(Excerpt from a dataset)
★ ★ ★ ★ ★
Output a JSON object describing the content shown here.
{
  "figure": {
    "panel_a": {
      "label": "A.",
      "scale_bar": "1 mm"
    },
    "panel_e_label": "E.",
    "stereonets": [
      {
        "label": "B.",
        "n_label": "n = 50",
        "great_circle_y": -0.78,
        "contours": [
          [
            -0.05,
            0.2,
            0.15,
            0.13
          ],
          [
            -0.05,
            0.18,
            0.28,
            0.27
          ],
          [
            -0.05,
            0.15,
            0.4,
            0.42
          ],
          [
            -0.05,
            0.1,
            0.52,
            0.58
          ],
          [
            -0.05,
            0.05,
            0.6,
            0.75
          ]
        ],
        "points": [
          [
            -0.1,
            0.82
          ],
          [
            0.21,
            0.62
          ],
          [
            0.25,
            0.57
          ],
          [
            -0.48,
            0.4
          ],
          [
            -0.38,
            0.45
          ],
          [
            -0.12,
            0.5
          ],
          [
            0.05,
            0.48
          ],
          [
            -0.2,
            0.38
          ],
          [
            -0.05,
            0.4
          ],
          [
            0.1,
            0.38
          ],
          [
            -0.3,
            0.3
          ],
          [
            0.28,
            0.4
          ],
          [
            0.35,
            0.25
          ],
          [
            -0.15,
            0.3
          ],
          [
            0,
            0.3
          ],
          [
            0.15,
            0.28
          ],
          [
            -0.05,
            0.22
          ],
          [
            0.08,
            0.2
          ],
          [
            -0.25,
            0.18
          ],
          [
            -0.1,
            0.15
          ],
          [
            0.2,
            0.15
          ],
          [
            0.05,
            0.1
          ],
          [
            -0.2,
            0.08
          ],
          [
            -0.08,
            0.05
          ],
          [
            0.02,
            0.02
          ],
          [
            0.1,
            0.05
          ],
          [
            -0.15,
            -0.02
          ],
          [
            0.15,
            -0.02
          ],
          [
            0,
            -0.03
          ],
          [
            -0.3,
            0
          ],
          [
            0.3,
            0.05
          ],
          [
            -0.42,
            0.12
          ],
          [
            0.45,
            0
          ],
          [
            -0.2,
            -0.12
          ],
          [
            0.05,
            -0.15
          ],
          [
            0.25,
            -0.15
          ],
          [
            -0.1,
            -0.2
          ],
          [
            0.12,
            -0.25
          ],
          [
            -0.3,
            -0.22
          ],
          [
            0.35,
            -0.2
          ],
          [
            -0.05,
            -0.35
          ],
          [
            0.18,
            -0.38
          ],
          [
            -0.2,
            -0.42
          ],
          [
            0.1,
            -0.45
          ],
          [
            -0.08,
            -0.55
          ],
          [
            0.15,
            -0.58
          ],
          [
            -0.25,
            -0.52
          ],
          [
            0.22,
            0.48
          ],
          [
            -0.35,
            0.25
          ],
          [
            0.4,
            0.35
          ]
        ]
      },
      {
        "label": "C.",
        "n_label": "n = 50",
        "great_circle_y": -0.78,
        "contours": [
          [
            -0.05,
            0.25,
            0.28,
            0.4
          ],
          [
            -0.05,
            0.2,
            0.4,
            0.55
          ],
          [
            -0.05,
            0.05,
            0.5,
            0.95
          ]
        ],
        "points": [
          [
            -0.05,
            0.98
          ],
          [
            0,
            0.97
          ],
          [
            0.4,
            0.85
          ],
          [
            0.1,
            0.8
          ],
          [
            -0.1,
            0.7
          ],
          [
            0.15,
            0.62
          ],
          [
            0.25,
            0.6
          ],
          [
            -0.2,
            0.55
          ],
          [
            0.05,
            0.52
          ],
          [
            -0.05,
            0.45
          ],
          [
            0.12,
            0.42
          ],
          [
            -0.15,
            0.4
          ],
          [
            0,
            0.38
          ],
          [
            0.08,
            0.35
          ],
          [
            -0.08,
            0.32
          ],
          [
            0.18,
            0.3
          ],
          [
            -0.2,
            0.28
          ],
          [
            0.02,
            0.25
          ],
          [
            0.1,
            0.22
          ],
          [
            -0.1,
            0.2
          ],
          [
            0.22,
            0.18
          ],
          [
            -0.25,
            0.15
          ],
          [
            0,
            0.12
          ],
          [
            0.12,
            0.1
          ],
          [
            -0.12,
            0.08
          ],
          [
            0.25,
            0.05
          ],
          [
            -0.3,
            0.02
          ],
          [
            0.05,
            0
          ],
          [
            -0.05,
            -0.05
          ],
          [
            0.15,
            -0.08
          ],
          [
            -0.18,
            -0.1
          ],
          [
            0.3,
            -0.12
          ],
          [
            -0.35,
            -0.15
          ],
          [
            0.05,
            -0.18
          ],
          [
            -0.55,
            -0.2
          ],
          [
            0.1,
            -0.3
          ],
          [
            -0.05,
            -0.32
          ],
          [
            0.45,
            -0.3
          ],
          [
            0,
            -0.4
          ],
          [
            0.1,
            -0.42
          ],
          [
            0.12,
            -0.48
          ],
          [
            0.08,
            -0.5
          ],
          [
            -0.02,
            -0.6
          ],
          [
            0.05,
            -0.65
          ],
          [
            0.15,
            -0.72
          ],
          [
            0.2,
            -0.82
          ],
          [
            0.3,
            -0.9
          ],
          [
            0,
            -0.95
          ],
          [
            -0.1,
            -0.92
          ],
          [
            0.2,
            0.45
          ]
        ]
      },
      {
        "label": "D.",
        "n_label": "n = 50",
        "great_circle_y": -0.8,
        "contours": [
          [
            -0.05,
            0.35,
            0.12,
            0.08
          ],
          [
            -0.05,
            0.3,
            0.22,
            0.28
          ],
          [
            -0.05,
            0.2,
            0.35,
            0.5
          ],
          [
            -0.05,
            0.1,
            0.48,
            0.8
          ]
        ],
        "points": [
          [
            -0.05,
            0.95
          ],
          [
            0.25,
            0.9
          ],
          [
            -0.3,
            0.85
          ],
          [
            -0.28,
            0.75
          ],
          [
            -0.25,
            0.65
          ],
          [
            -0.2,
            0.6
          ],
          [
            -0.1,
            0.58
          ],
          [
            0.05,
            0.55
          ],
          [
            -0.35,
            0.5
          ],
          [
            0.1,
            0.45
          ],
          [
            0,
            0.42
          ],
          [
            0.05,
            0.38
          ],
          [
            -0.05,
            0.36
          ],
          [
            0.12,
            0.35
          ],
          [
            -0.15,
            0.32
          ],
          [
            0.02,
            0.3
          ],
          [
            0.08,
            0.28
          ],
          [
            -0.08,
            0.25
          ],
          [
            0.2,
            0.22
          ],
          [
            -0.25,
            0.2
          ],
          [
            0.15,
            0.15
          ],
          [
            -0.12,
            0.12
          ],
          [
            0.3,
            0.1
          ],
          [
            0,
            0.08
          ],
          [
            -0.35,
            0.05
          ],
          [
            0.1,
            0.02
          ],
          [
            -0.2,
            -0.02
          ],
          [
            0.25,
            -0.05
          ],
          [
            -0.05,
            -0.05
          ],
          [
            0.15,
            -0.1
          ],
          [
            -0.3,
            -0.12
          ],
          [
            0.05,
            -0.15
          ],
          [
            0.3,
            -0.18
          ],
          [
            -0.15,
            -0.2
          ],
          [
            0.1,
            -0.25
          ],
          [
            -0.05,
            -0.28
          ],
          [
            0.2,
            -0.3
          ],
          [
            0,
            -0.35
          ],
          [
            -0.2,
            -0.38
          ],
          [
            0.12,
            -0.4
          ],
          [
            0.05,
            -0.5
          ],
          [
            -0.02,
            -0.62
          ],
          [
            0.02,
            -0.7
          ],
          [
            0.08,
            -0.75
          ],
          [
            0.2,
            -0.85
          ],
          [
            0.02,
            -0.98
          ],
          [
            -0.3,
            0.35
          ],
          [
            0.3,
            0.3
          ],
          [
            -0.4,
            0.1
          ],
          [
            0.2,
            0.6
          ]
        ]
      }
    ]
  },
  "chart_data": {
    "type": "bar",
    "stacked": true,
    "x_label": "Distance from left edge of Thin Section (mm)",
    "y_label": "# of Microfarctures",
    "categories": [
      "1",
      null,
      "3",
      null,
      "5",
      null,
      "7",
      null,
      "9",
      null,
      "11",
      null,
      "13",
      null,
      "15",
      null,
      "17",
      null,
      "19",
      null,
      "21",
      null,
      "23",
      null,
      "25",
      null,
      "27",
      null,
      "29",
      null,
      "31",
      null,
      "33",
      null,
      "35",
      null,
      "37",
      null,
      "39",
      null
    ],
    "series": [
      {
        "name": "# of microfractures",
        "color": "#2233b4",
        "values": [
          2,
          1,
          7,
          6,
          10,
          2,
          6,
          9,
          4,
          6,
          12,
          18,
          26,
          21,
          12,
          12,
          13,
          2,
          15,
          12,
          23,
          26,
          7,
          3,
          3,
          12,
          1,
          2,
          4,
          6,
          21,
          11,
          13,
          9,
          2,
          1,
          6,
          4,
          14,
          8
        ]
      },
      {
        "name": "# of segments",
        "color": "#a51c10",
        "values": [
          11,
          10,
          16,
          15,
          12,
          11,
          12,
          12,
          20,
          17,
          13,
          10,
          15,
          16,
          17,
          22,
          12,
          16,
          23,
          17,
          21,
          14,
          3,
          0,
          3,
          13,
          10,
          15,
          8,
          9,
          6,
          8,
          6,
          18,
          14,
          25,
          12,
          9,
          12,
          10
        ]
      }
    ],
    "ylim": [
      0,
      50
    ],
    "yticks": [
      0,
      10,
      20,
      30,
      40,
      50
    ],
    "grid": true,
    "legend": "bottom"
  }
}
★ ★ ★ ★ ★
▶ GIVEN PROBLEM
Check each line above for the string "name", then copy the ones that have it.

▶ SOLUTION
        "name": "# of microfractures",
        "name": "# of segments",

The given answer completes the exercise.